**REQUIRED WORK:** With the pictures left out, copy the listing below exactly.

**RAW DATA:**
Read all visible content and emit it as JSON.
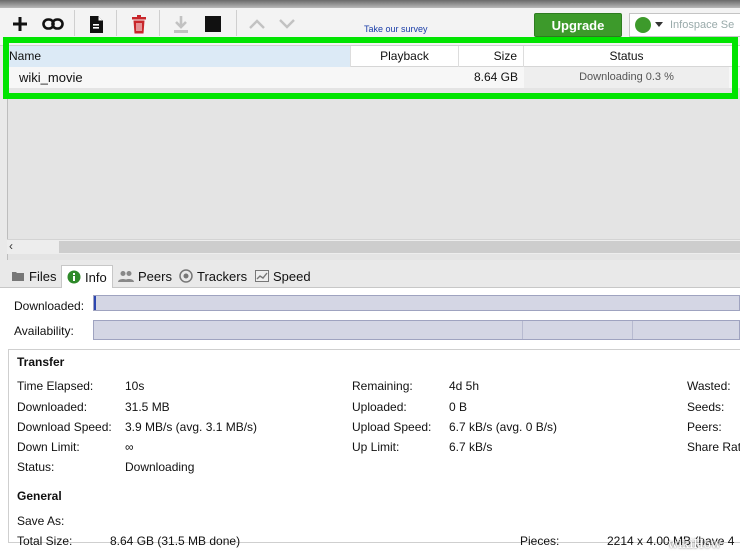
{
  "toolbar": {
    "survey_link": "Take our survey",
    "upgrade_label": "Upgrade",
    "search_placeholder": "Infospace Se"
  },
  "torrent_list": {
    "columns": [
      "Name",
      "Playback",
      "Size",
      "Status"
    ],
    "rows": [
      {
        "name": "wiki_movie",
        "playback": "",
        "size": "8.64 GB",
        "status": "Downloading 0.3 %"
      }
    ]
  },
  "tabs": [
    {
      "label": "Files",
      "icon": "files-icon"
    },
    {
      "label": "Info",
      "icon": "info-icon",
      "active": true
    },
    {
      "label": "Peers",
      "icon": "peers-icon"
    },
    {
      "label": "Trackers",
      "icon": "trackers-icon"
    },
    {
      "label": "Speed",
      "icon": "speed-icon"
    }
  ],
  "info": {
    "downloaded_label": "Downloaded:",
    "availability_label": "Availability:",
    "download_progress": 0.003,
    "transfer": {
      "title": "Transfer",
      "time_elapsed": {
        "label": "Time Elapsed:",
        "value": "10s"
      },
      "downloaded": {
        "label": "Downloaded:",
        "value": "31.5 MB"
      },
      "download_speed": {
        "label": "Download Speed:",
        "value": "3.9 MB/s (avg. 3.1 MB/s)"
      },
      "down_limit": {
        "label": "Down Limit:",
        "value": "∞"
      },
      "status": {
        "label": "Status:",
        "value": "Downloading"
      },
      "remaining": {
        "label": "Remaining:",
        "value": "4d 5h"
      },
      "uploaded": {
        "label": "Uploaded:",
        "value": "0 B"
      },
      "upload_speed": {
        "label": "Upload Speed:",
        "value": "6.7 kB/s (avg. 0 B/s)"
      },
      "up_limit": {
        "label": "Up Limit:",
        "value": "6.7 kB/s"
      },
      "wasted": {
        "label": "Wasted:"
      },
      "seeds": {
        "label": "Seeds:"
      },
      "peers": {
        "label": "Peers:"
      },
      "share_ratio": {
        "label": "Share Rat"
      }
    },
    "general": {
      "title": "General",
      "save_as": {
        "label": "Save As:"
      },
      "total_size": {
        "label": "Total Size:",
        "value": "8.64 GB (31.5 MB done)"
      },
      "pieces": {
        "label": "Pieces:",
        "value": "2214 x 4.00 MB (have 4"
      }
    }
  },
  "watermark": "wikiHow",
  "colors": {
    "highlight": "#00e400",
    "upgrade": "#3d9a2b",
    "delete": "#c8262b"
  }
}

**WRITTEN REPLY:**
Read all visible content and emit it as JSON.
{
  "toolbar": {
    "survey_link": "Take our survey",
    "upgrade_label": "Upgrade",
    "search_placeholder": "Infospace Se"
  },
  "torrent_list": {
    "columns": [
      "Name",
      "Playback",
      "Size",
      "Status"
    ],
    "rows": [
      {
        "name": "wiki_movie",
        "playback": "",
        "size": "8.64 GB",
        "status": "Downloading 0.3 %"
      }
    ]
  },
  "tabs": [
    {
      "label": "Files",
      "icon": "files-icon"
    },
    {
      "label": "Info",
      "icon": "info-icon",
      "active": true
    },
    {
      "label": "Peers",
      "icon": "peers-icon"
    },
    {
      "label": "Trackers",
      "icon": "trackers-icon"
    },
    {
      "label": "Speed",
      "icon": "speed-icon"
    }
  ],
  "info": {
    "downloaded_label": "Downloaded:",
    "availability_label": "Availability:",
    "download_progress": 0.003,
    "transfer": {
      "title": "Transfer",
      "time_elapsed": {
        "label": "Time Elapsed:",
        "value": "10s"
      },
      "downloaded": {
        "label": "Downloaded:",
        "value": "31.5 MB"
      },
      "download_speed": {
        "label": "Download Speed:",
        "value": "3.9 MB/s (avg. 3.1 MB/s)"
      },
      "down_limit": {
        "label": "Down Limit:",
        "value": "∞"
      },
      "status": {
        "label": "Status:",
        "value": "Downloading"
      },
      "remaining": {
        "label": "Remaining:",
        "value": "4d 5h"
      },
      "uploaded": {
        "label": "Uploaded:",
        "value": "0 B"
      },
      "upload_speed": {
        "label": "Upload Speed:",
        "value": "6.7 kB/s (avg. 0 B/s)"
      },
      "up_limit": {
        "label": "Up Limit:",
        "value": "6.7 kB/s"
      },
      "wasted": {
        "label": "Wasted:"
      },
      "seeds": {
        "label": "Seeds:"
      },
      "peers": {
        "label": "Peers:"
      },
      "share_ratio": {
        "label": "Share Rat"
      }
    },
    "general": {
      "title": "General",
      "save_as": {
        "label": "Save As:"
      },
      "total_size": {
        "label": "Total Size:",
        "value": "8.64 GB (31.5 MB done)"
      },
      "pieces": {
        "label": "Pieces:",
        "value": "2214 x 4.00 MB (have 4"
      }
    }
  },
  "watermark": "wikiHow",
  "colors": {
    "highlight": "#00e400",
    "upgrade": "#3d9a2b",
    "delete": "#c8262b"
  }
}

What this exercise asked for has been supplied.